Count how many lines contain the word "размера". Respond with the number alone.

☆ ☆ ☆ ☆ ☆

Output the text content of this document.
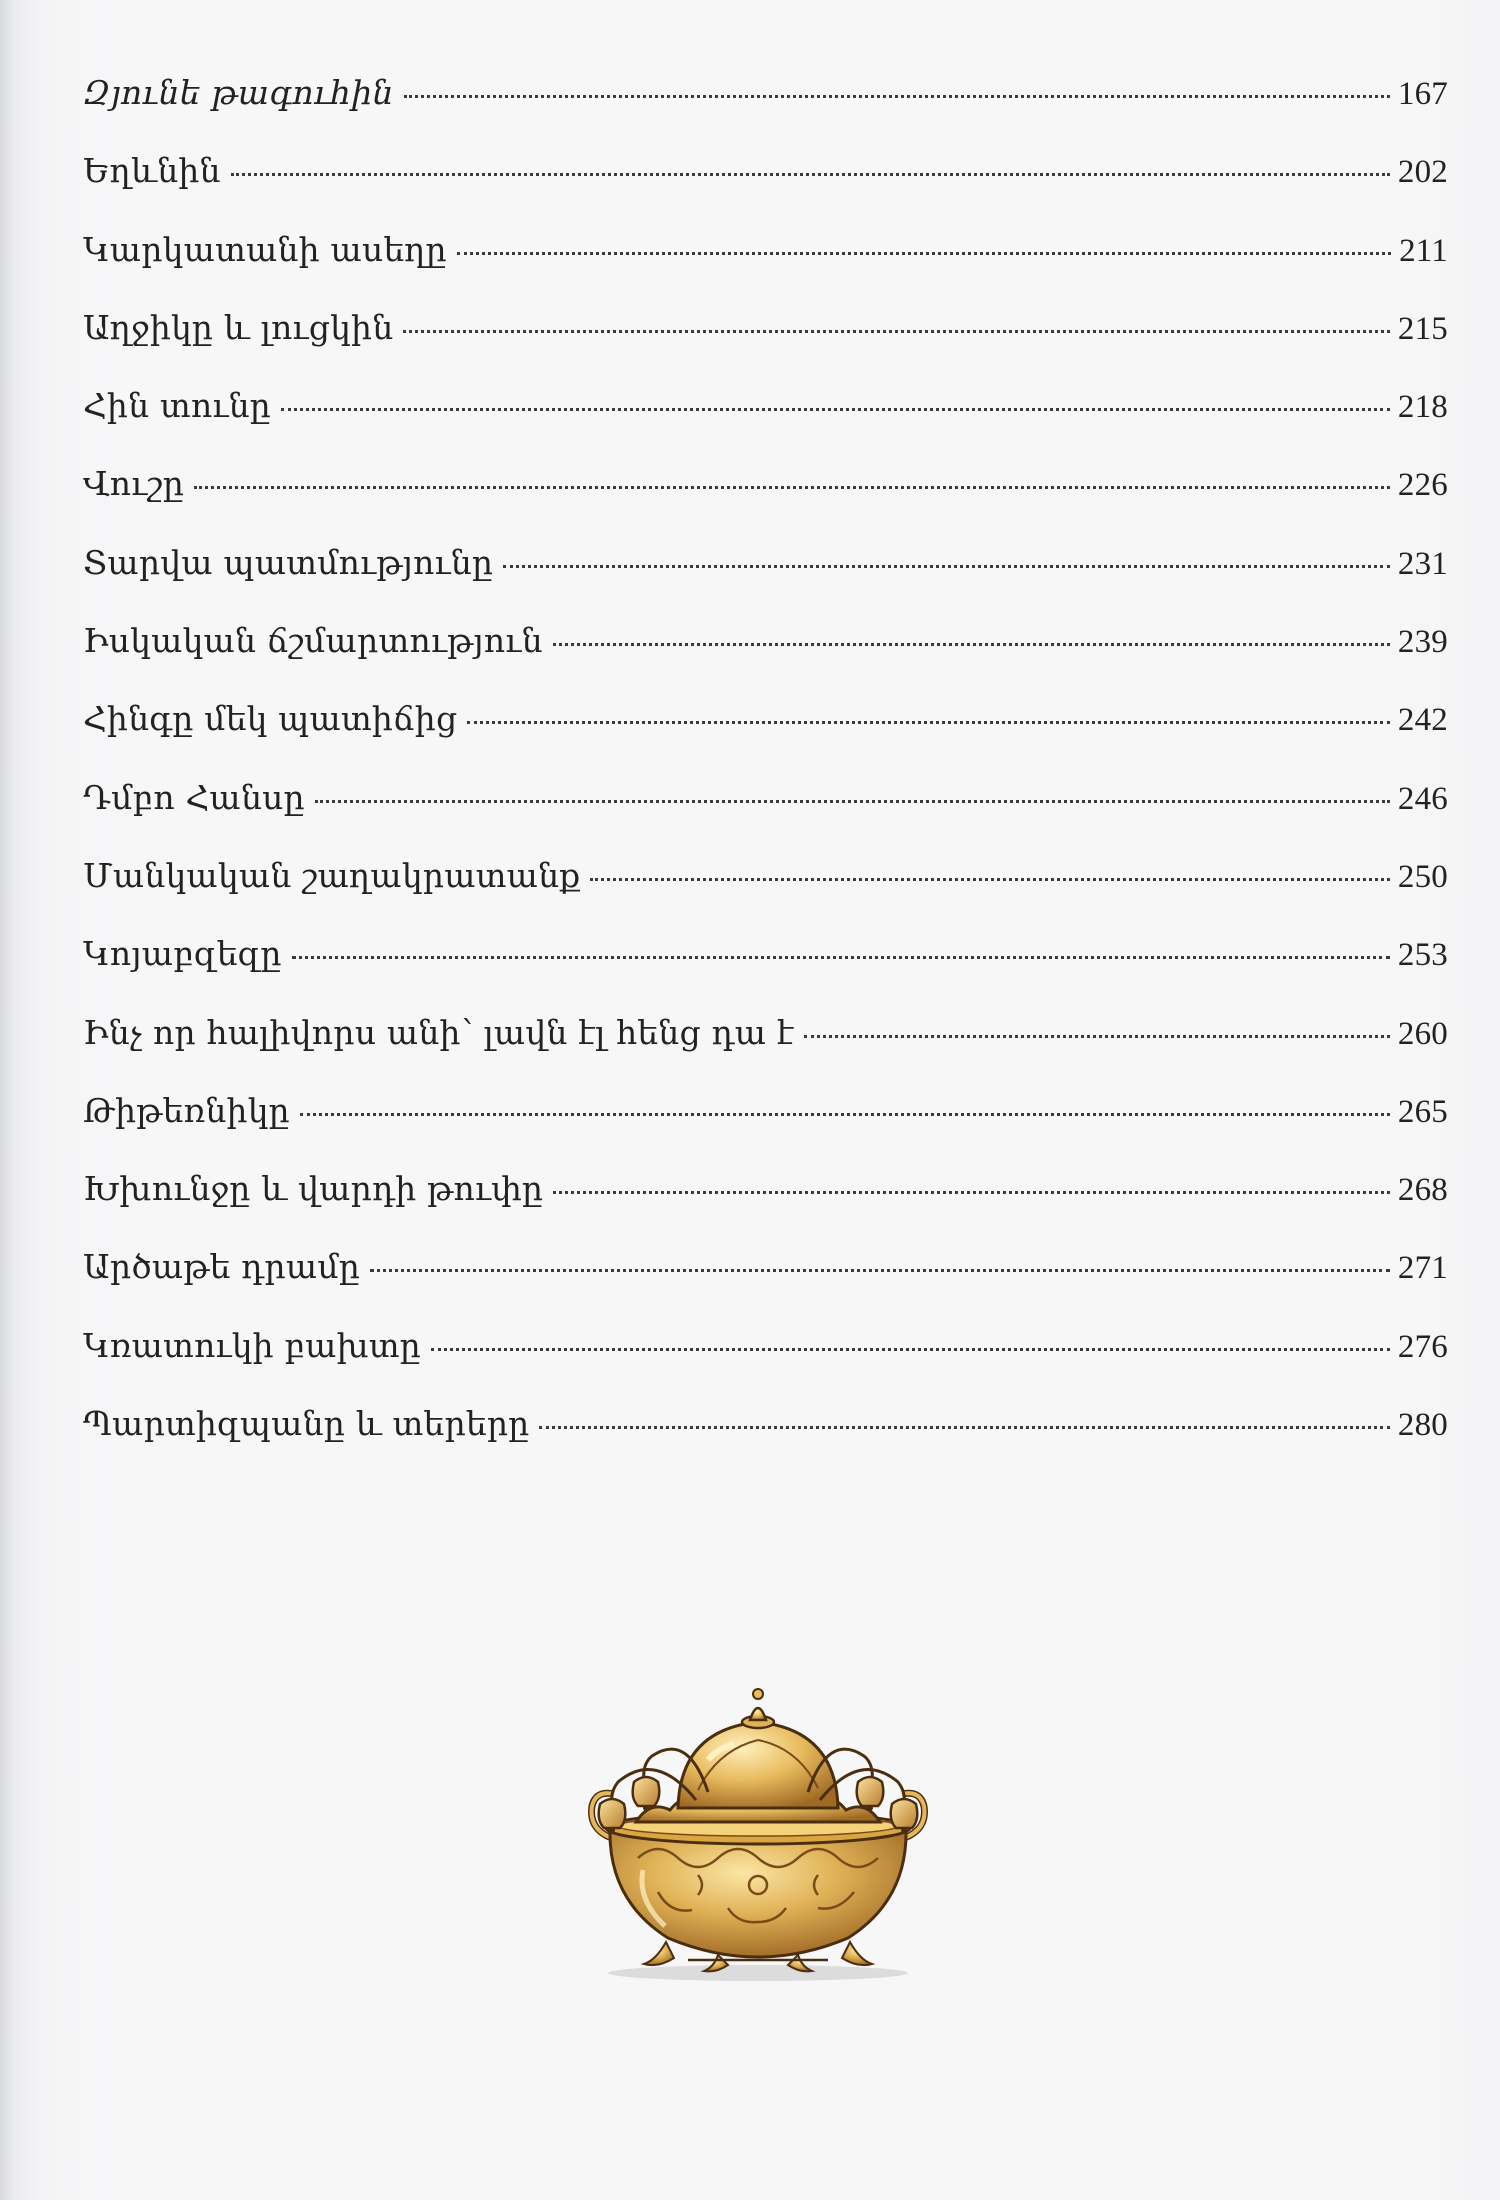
Զյունե թագուհին	167
Եղևնին	202
Կարկատանի ասեղը	211
Աղջիկը և լուցկին	215
Հին տունը	218
Վուշը	226
Տարվա պատմությունը	231
Իսկական ճշմարտություն	239
Հինգը մեկ պատիճից	242
Դմբո Հանսը	246
Մանկական շաղակրատանք	250
Կոյաբզեզը	253
Ինչ որ հալիվորս անի՝ լավն էլ հենց դա է	260
Թիթեռնիկը	265
Խխունջը և վարդի թուփը	268
Արծաթե դրամը	271
Կռատուկի բախտը	276
Պարտիզպանը և տերերը	280
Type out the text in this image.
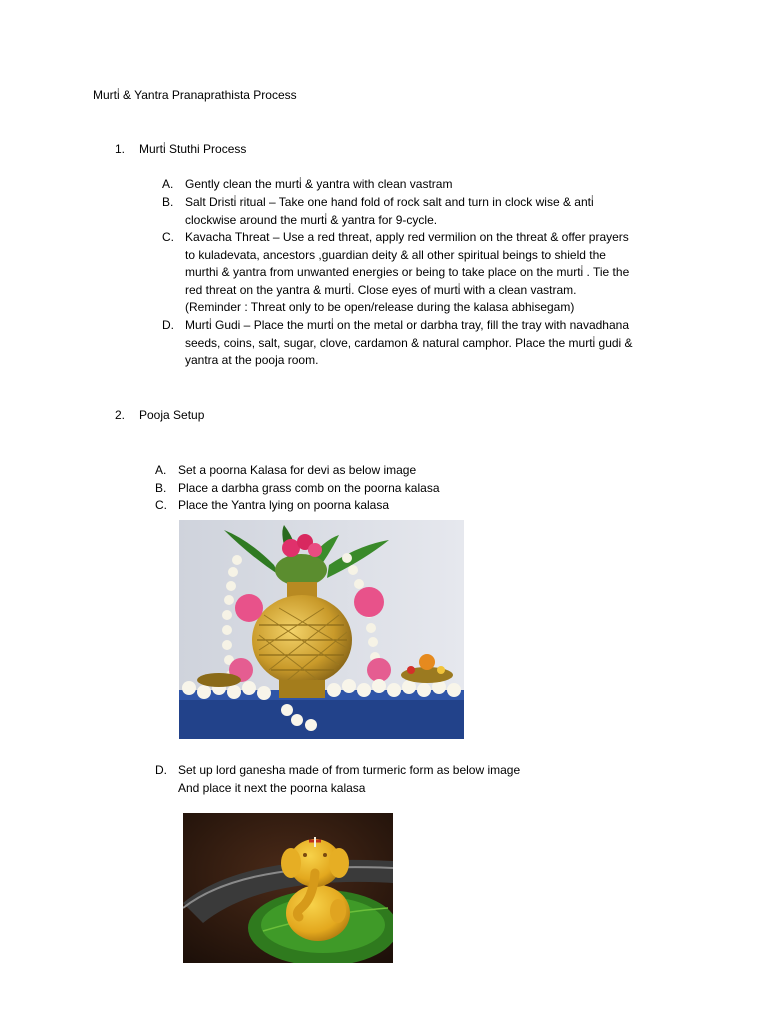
Murti̇ & Yantra Pranaprathista Process
1. Murti̇ Stuthi Process
A. Gently clean the murti̇ & yantra with clean vastram
B. Salt Dristi̇ ritual – Take one hand fold of rock salt and turn in clock wise & anti̇
clockwise around the murti̇ & yantra for 9-cycle.
C. Kavacha Threat – Use a red threat, apply red vermilion on the threat & offer prayers
to kuladevata, ancestors ,guardian deity & all other spiritual beings to shield the
murthi & yantra from unwanted energies or being to take place on the murti̇ . Tie the
red threat on the yantra & murti̇. Close eyes of murti̇ with a clean vastram.
(Reminder : Threat only to be open/release during the kalasa abhisegam)
D. Murti̇ Gudi – Place the murti̇ on the metal or darbha tray, fill the tray with navadhana
seeds, coins, salt, sugar, clove, cardamon & natural camphor. Place the murti̇ gudi &
yantra at the pooja room.
2. Pooja Setup
A. Set a poorna Kalasa for devi as below image
B. Place a darbha grass comb on the poorna kalasa
C. Place the Yantra lying on poorna kalasa
D. Set up lord ganesha made of from turmeric form as below image
And place it next the poorna kalasa
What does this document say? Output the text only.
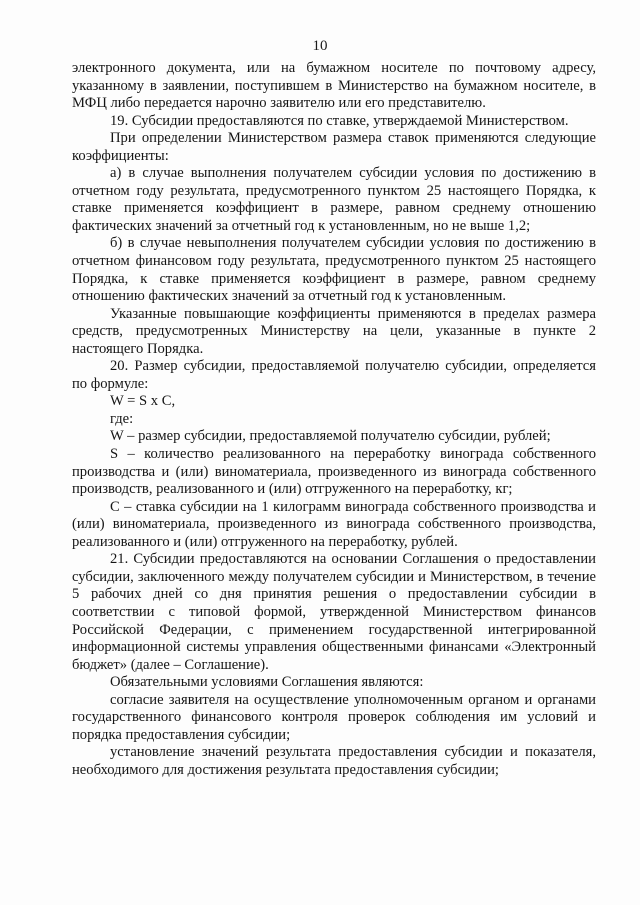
10

электронного документа, или на бумажном носителе по почтовому адресу, указанному в заявлении, поступившем в Министерство на бумажном носителе, в МФЦ либо передается нарочно заявителю или его представителю.

19. Субсидии предоставляются по ставке, утверждаемой Министерством.

При определении Министерством размера ставок применяются следующие коэффициенты:

а) в случае выполнения получателем субсидии условия по достижению в отчетном году результата, предусмотренного пунктом 25 настоящего Порядка, к ставке применяется коэффициент в размере, равном среднему отношению фактических значений за отчетный год к установленным, но не выше 1,2;

б) в случае невыполнения получателем субсидии условия по достижению в отчетном финансовом году результата, предусмотренного пунктом 25 настоящего Порядка, к ставке применяется коэффициент в размере, равном среднему отношению фактических значений за отчетный год к установленным.

Указанные повышающие коэффициенты применяются в пределах размера средств, предусмотренных Министерству на цели, указанные в пункте 2 настоящего Порядка.

20. Размер субсидии, предоставляемой получателю субсидии, определяется по формуле:

W = S x C,

где:

W – размер субсидии, предоставляемой получателю субсидии, рублей;

S – количество реализованного на переработку винограда собственного производства и (или) виноматериала, произведенного из винограда собственного производств, реализованного и (или) отгруженного на переработку, кг;

C – ставка субсидии на 1 килограмм винограда собственного производства и (или) виноматериала, произведенного из винограда собственного производства, реализованного и (или) отгруженного на переработку, рублей.

21. Субсидии предоставляются на основании Соглашения о предоставлении субсидии, заключенного между получателем субсидии и Министерством, в течение 5 рабочих дней со дня принятия решения о предоставлении субсидии в соответствии с типовой формой, утвержденной Министерством финансов Российской Федерации, с применением государственной интегрированной информационной системы управления общественными финансами «Электронный бюджет» (далее – Соглашение).

Обязательными условиями Соглашения являются:

согласие заявителя на осуществление уполномоченным органом и органами государственного финансового контроля проверок соблюдения им условий и порядка предоставления субсидии;

установление значений результата предоставления субсидии и показателя, необходимого для достижения результата предоставления субсидии;
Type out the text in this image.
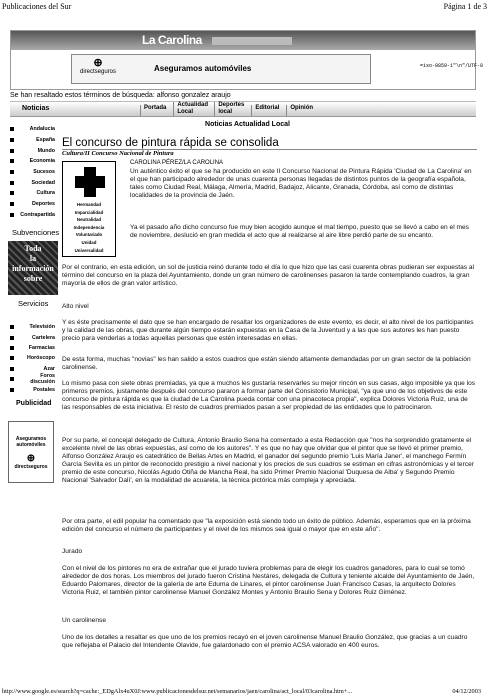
Publicaciones del Sur	Página 1 de 3
La Carolina
⊕
directseguros	Aseguramos automóviles	=iso-8859-1"\n"/UTF-8
Se han resaltado estos términos de búsqueda: alfonso gonzalez araujo
Noticias	Portada	Actualidad Local
Deportes local
Editorial	Opinión
Noticias Actualidad Local
Andalucía
España
Mundo
Economía
Sucesos
Sociedad
Cultura
Deportes
Contrapartida
Subvenciones
Toda
la
información
sobre
Servicios
Televisión
Cartelera
Farmacias
Horóscopo
Azar
Foros discusión
Postales
Publicidad
Aseguramos automóviles
⊕
directseguros
El concurso de pintura rápida se consolida
Cultura/II Concurso Nacional de Pintura
Hermandad
Imparcialidad
Neutralidad
Independencia
Voluntariado
Unidad
Universalidad
CAROLINA PÉREZ/LA CAROLINA
Un auténtico éxito el que se ha producido en este II Concurso Nacional de Pintura Rápida 'Ciudad de La Carolina' en el que han participado alrededor de unas cuarenta personas llegadas de distintos puntos de la geografía española, tales como Ciudad Real, Málaga, Almería, Madrid, Badajoz, Alicante, Granada, Córdoba, así como de distintas localidades de la provincia de Jaén.
Ya el pasado año dicho concurso fue muy bien acogido aunque el mal tiempo, puesto que se llevó a cabo en el mes de noviembre, deslució en gran medida el acto que al realizarse al aire libre perdió parte de su encanto.
Por el contrario, en esta edición, un sol de justicia reinó durante todo el día lo que hizo que las casi cuarenta obras pudieran ser expuestas al término del concurso en la plaza del Ayuntamiento, donde un gran número de carolinenses pasaron la tarde contemplando cuadros, la gran mayoría de ellos de gran valor artístico.
Alto nivel
Y es éste precisamente el dato que se han encargado de resaltar los organizadores de este evento, es decir, el alto nivel de los participantes y la calidad de las obras, que durante algún tiempo estarán expuestas en la Casa de la Juventud y a las que sus autores les han puesto precio para venderlas a todas aquellas personas que estén interesadas en ellas.
De esta forma, muchas "novias" les han salido a estos cuadros que están siendo altamente demandadas por un gran sector de la población carolinense.
Lo mismo pasa con siete obras premiadas, ya que a muchos les gustaría reservarles su mejor rincón en sus casas, algo imposible ya que los primeros premios, justamente después del concurso pararon a formar parte del Consistorio Municipal, "ya que uno de los objetivos de este concurso de pintura rápida es que la ciudad de La Carolina pueda contar con una pinacoteca propia", explica Dolores Victoria Ruiz, una de las responsables de esta iniciativa. El resto de cuadros premiados pasan a ser propiedad de las entidades que lo patrocinaron.
Por su parte, el concejal delegado de Cultura, Antonio Braulio Sena ha comentado a esta Redacción que "nos ha sorprendido gratamente el excelente nivel de las obras expuestas, así como de los autores". Y es que no hay que olvidar que el pintor que se llevó el primer premio, Alfonso González Araujo es catedrático de Bellas Artes en Madrid, el ganador del segundo premio 'Luis María Janer', el manchego Fermín García Sevilla es un pintor de reconocido prestigio a nivel nacional y los precios de sus cuadros se estiman en cifras astronómicas y el tercer premio de este concurso, Nicolás Agudo Otiña de Mancha Real, ha sido Primer Premio Nacional 'Duquesa de Alba' y Segundo Premio Nacional 'Salvador Dalí', en la modalidad de acuarela, la técnica pictórica más compleja y apreciada.
Por otra parte, el edil popular ha comentado que "la exposición está siendo todo un éxito de público. Además, esperamos que en la próxima edición del concurso el número de participantes y el nivel de los mismos sea igual o mayor que en este año".
Jurado
Con el nivel de los pintores no era de extrañar que el jurado tuviera problemas para de elegir los cuadros ganadores, para lo cual se tomó alrededor de dos horas. Los miembros del jurado fueron Cristina Nestáres, delegada de Cultura y teniente alcalde del Ayuntamiento de Jaén, Eduardo Palomares, director de la galería de arte Eduma de Linares, el pintor carolinense Juan Francisco Casas, la arquitecto Dolores Victoria Ruiz, el también pintor carolinense Manuel González Montes y Antonio Braulio Sena y Dolores Ruiz Giménez.
Un carolinense
Uno de los detalles a resaltar es que uno de los premios recayó en el joven carolinense Manuel Braulio González, que gracias a un cuadro que reflejaba el Palacio del Intendente Olavide, fue galardonado con el premio ACSA valorado en 400 euros.
http://www.google.es/search?q=cache:_EDgAlx4uX0J:www.publicacionesdelsur.net/semanarios/jaen/carolina/act_local/03carolina.htm+...	04/12/2003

☆ ☆ ☆ ☆ ☆

**WRITTEN REPLY:** 2